- **What you will do**: Go through the entries below and copy each line containing the word "Жуковского".

- **Dataset**:
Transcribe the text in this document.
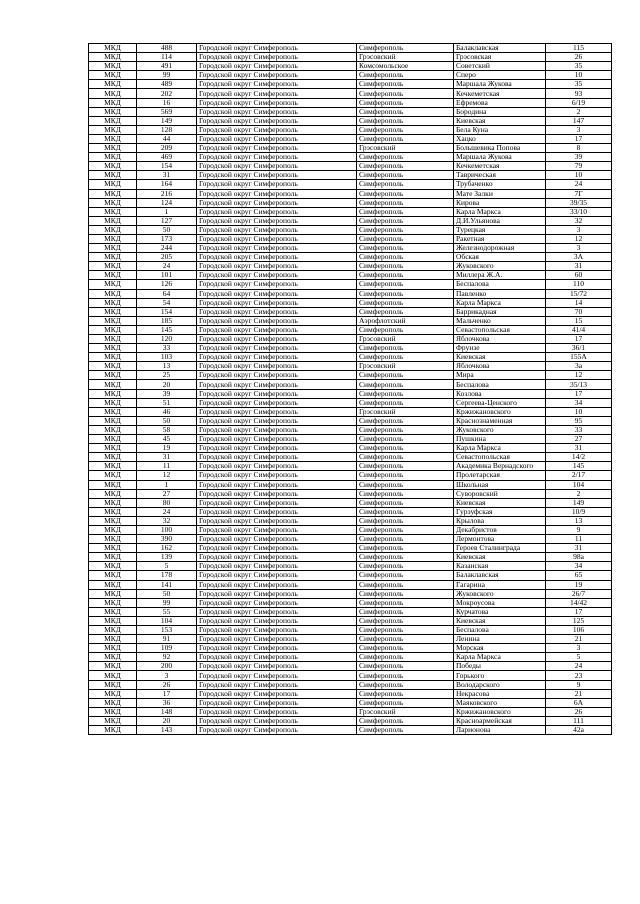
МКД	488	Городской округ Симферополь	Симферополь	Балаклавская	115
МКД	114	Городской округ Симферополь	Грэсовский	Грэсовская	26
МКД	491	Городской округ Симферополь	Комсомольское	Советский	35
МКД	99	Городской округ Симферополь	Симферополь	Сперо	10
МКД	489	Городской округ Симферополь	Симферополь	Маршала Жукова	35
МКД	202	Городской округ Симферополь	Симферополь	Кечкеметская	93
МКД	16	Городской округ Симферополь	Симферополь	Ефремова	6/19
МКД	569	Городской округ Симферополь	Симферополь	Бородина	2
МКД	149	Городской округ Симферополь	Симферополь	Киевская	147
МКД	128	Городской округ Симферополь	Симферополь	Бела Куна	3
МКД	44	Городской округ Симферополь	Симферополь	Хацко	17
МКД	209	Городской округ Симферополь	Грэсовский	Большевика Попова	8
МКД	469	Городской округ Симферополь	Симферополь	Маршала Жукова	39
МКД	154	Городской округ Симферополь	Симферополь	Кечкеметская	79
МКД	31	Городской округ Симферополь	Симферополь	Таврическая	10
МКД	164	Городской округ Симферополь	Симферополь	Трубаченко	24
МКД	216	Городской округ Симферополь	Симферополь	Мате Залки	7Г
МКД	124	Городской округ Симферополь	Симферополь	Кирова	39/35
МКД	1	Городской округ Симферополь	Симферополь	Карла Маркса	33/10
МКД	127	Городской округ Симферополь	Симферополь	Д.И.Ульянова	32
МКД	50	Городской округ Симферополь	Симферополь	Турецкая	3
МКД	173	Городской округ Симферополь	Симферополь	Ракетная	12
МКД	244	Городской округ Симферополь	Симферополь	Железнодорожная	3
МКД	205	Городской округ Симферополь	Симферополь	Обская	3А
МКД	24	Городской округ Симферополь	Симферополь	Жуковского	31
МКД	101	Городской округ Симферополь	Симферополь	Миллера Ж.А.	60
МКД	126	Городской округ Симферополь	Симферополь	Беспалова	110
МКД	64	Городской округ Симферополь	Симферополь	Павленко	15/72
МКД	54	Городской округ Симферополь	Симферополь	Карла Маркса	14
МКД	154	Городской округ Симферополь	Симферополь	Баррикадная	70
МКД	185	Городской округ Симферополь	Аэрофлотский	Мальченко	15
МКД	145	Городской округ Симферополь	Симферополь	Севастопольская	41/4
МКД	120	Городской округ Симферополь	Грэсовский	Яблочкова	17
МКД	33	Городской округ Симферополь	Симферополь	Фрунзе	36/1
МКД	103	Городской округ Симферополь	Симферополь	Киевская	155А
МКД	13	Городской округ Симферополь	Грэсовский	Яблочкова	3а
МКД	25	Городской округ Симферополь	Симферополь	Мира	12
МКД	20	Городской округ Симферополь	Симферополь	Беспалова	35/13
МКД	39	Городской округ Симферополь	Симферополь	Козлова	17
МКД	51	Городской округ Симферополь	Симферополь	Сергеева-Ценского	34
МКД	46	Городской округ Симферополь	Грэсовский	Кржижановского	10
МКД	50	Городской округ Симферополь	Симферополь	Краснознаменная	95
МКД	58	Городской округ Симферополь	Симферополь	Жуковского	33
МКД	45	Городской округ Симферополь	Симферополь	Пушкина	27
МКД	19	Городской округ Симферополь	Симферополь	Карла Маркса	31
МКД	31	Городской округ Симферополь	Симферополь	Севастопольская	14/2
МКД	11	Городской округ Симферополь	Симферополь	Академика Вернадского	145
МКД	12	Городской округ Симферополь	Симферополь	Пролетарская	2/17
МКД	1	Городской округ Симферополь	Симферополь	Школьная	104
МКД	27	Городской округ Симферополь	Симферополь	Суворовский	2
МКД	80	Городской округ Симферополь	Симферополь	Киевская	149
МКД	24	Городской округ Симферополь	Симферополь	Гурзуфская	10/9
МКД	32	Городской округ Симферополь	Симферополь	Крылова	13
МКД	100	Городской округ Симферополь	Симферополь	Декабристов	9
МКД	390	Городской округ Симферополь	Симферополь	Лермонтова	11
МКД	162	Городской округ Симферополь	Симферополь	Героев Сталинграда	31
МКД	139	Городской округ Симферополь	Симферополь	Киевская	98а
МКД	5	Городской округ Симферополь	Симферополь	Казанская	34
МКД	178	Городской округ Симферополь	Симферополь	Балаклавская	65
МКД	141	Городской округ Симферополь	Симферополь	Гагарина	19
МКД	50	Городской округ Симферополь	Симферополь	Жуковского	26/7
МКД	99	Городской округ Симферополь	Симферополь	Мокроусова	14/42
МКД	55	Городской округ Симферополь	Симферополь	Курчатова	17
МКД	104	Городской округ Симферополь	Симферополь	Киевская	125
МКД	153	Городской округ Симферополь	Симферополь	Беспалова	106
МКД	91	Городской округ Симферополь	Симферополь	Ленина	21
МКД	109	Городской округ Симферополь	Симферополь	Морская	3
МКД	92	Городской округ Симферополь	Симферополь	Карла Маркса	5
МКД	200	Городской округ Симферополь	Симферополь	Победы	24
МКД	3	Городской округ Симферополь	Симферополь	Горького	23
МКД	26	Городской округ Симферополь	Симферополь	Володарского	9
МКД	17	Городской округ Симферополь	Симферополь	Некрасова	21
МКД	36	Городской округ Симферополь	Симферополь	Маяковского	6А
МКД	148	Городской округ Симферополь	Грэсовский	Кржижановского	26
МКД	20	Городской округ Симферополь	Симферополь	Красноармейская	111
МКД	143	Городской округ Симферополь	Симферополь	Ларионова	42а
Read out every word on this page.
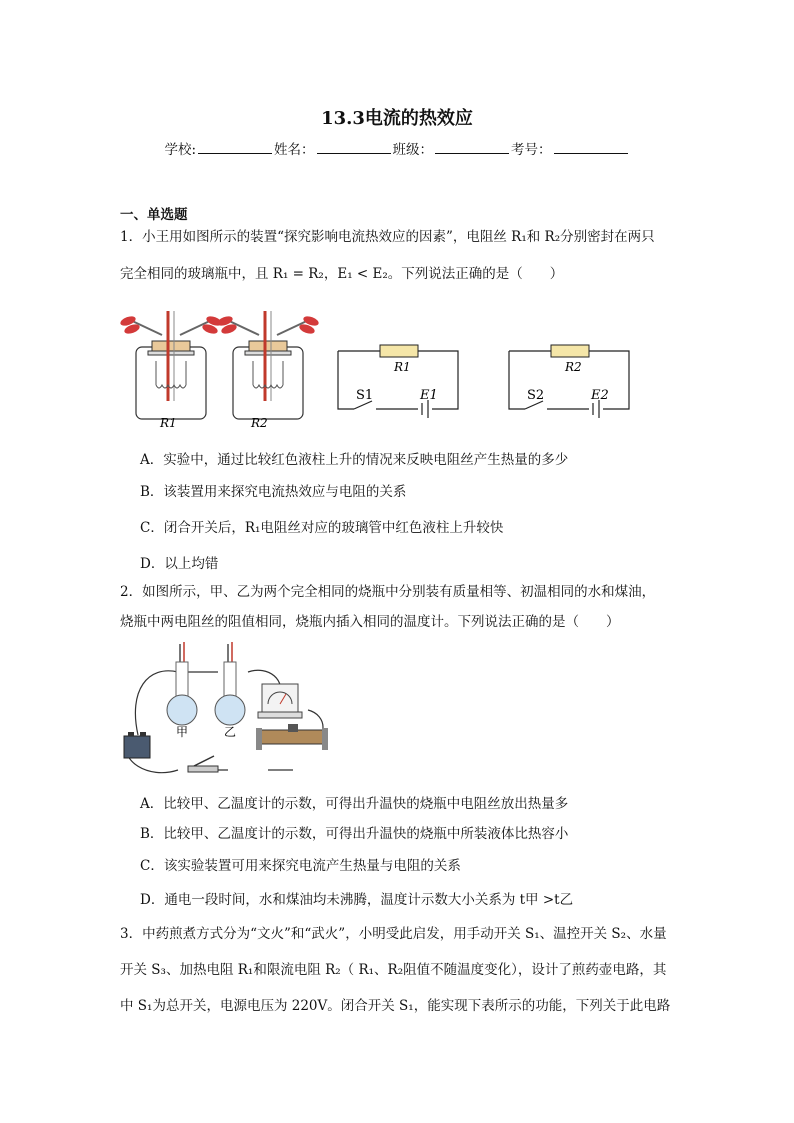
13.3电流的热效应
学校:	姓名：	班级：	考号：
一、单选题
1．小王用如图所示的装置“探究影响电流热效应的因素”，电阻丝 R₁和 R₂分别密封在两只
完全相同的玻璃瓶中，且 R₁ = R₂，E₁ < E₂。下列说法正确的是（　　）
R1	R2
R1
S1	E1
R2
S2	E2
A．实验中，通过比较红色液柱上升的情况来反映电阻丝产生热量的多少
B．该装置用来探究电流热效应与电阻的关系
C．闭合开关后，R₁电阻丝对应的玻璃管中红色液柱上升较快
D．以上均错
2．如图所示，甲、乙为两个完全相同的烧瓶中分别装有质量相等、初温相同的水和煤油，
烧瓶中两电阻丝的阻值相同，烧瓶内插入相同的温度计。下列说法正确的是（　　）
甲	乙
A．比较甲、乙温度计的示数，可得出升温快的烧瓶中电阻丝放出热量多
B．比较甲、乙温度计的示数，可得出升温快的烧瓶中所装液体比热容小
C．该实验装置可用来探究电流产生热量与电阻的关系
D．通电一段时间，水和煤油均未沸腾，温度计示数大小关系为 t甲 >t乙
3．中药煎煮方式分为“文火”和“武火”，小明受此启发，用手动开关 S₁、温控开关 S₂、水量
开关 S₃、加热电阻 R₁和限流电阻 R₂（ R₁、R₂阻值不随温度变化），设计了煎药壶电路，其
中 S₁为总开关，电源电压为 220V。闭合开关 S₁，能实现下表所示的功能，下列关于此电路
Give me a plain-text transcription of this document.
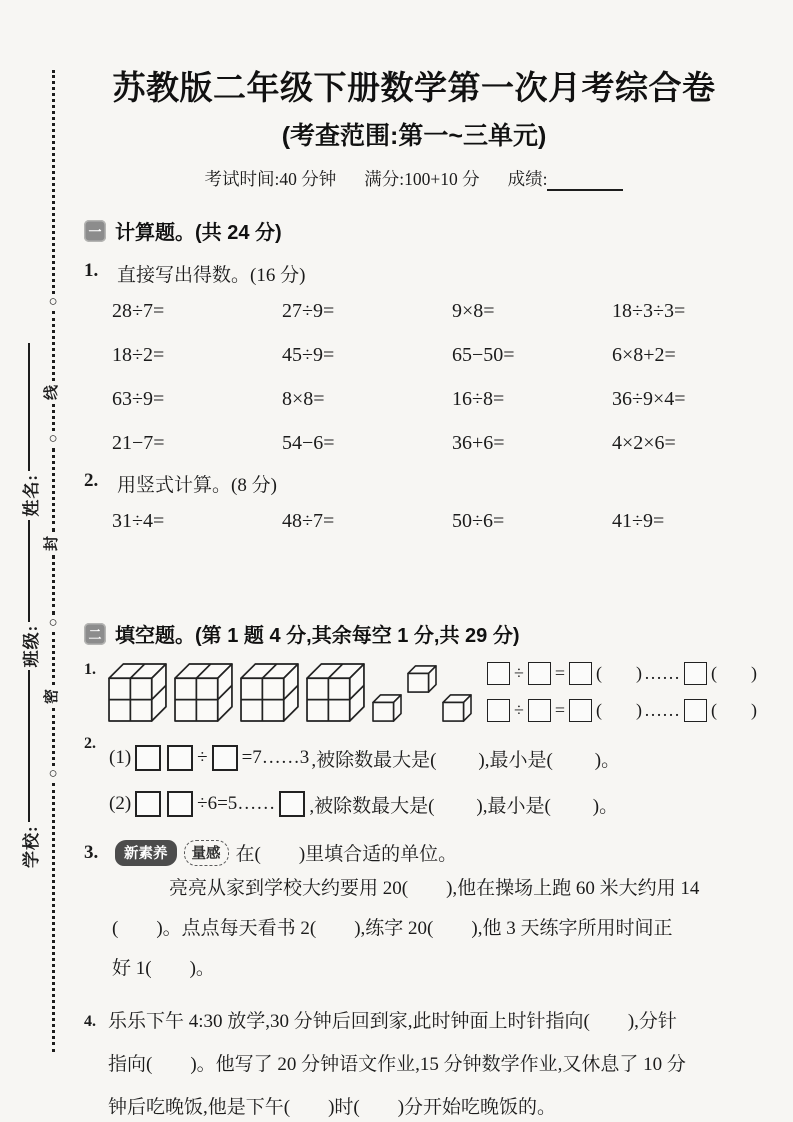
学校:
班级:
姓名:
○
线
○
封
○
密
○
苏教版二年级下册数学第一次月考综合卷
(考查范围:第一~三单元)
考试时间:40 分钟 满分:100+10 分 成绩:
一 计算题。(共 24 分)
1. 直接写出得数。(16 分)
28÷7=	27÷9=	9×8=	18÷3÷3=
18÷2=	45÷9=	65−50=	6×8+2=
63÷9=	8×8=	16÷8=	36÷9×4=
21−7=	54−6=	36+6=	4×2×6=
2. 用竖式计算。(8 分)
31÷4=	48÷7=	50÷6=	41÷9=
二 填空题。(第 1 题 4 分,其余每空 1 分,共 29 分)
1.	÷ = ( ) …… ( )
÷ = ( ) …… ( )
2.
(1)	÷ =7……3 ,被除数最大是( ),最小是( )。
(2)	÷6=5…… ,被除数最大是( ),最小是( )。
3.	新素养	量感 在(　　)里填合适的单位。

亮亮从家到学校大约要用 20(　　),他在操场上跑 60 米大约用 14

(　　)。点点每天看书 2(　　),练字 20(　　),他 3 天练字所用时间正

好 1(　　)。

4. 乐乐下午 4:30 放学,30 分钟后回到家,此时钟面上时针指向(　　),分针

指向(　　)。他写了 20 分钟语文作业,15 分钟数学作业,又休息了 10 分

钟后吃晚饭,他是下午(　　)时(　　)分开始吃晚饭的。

- **Solution for this problem**:
МКД	24	Городской округ Симферополь	Симферополь	Жуковского	31
МКД	58	Городской округ Симферополь	Симферополь	Жуковского	33
МКД	50	Городской округ Симферополь	Симферополь	Жуковского	26/7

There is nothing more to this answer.